WHAT YOU ARE ASKED TO DO:
Transcribe the full listing exactly.

INPUT DATA:
= = =

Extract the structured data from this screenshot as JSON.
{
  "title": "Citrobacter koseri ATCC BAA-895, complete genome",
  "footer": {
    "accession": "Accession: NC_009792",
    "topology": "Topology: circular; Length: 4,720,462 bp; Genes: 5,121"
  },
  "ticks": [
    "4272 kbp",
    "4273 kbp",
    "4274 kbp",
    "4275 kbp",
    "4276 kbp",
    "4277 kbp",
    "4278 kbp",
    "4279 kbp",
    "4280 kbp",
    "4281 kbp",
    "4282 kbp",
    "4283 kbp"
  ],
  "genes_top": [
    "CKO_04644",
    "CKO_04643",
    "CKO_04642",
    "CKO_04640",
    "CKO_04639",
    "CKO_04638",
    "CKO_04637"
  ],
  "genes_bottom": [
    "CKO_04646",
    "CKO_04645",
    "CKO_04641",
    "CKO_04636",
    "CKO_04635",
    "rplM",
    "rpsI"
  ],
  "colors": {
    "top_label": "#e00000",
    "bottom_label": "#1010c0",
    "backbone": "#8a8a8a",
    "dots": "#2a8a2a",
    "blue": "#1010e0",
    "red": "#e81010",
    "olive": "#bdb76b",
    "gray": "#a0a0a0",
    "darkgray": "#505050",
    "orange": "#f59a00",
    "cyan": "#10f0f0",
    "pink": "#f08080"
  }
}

= = =

ANSWER TO THE EXERCISE:
Extract the structured data from this screenshot as JSON.
{
  "title": "Citrobacter koseri ATCC BAA-895, complete genome",
  "footer": {
    "accession": "Accession: NC_009792",
    "topology": "Topology: circular; Length: 4,720,462 bp; Genes: 5,121"
  },
  "ticks": [
    "4272 kbp",
    "4273 kbp",
    "4274 kbp",
    "4275 kbp",
    "4276 kbp",
    "4277 kbp",
    "4278 kbp",
    "4279 kbp",
    "4280 kbp",
    "4281 kbp",
    "4282 kbp",
    "4283 kbp"
  ],
  "genes_top": [
    "CKO_04644",
    "CKO_04643",
    "CKO_04642",
    "CKO_04640",
    "CKO_04639",
    "CKO_04638",
    "CKO_04637"
  ],
  "genes_bottom": [
    "CKO_04646",
    "CKO_04645",
    "CKO_04641",
    "CKO_04636",
    "CKO_04635",
    "rplM",
    "rpsI"
  ],
  "colors": {
    "top_label": "#e00000",
    "bottom_label": "#1010c0",
    "backbone": "#8a8a8a",
    "dots": "#2a8a2a",
    "blue": "#1010e0",
    "red": "#e81010",
    "olive": "#bdb76b",
    "gray": "#a0a0a0",
    "darkgray": "#505050",
    "orange": "#f59a00",
    "cyan": "#10f0f0",
    "pink": "#f08080"
  }
}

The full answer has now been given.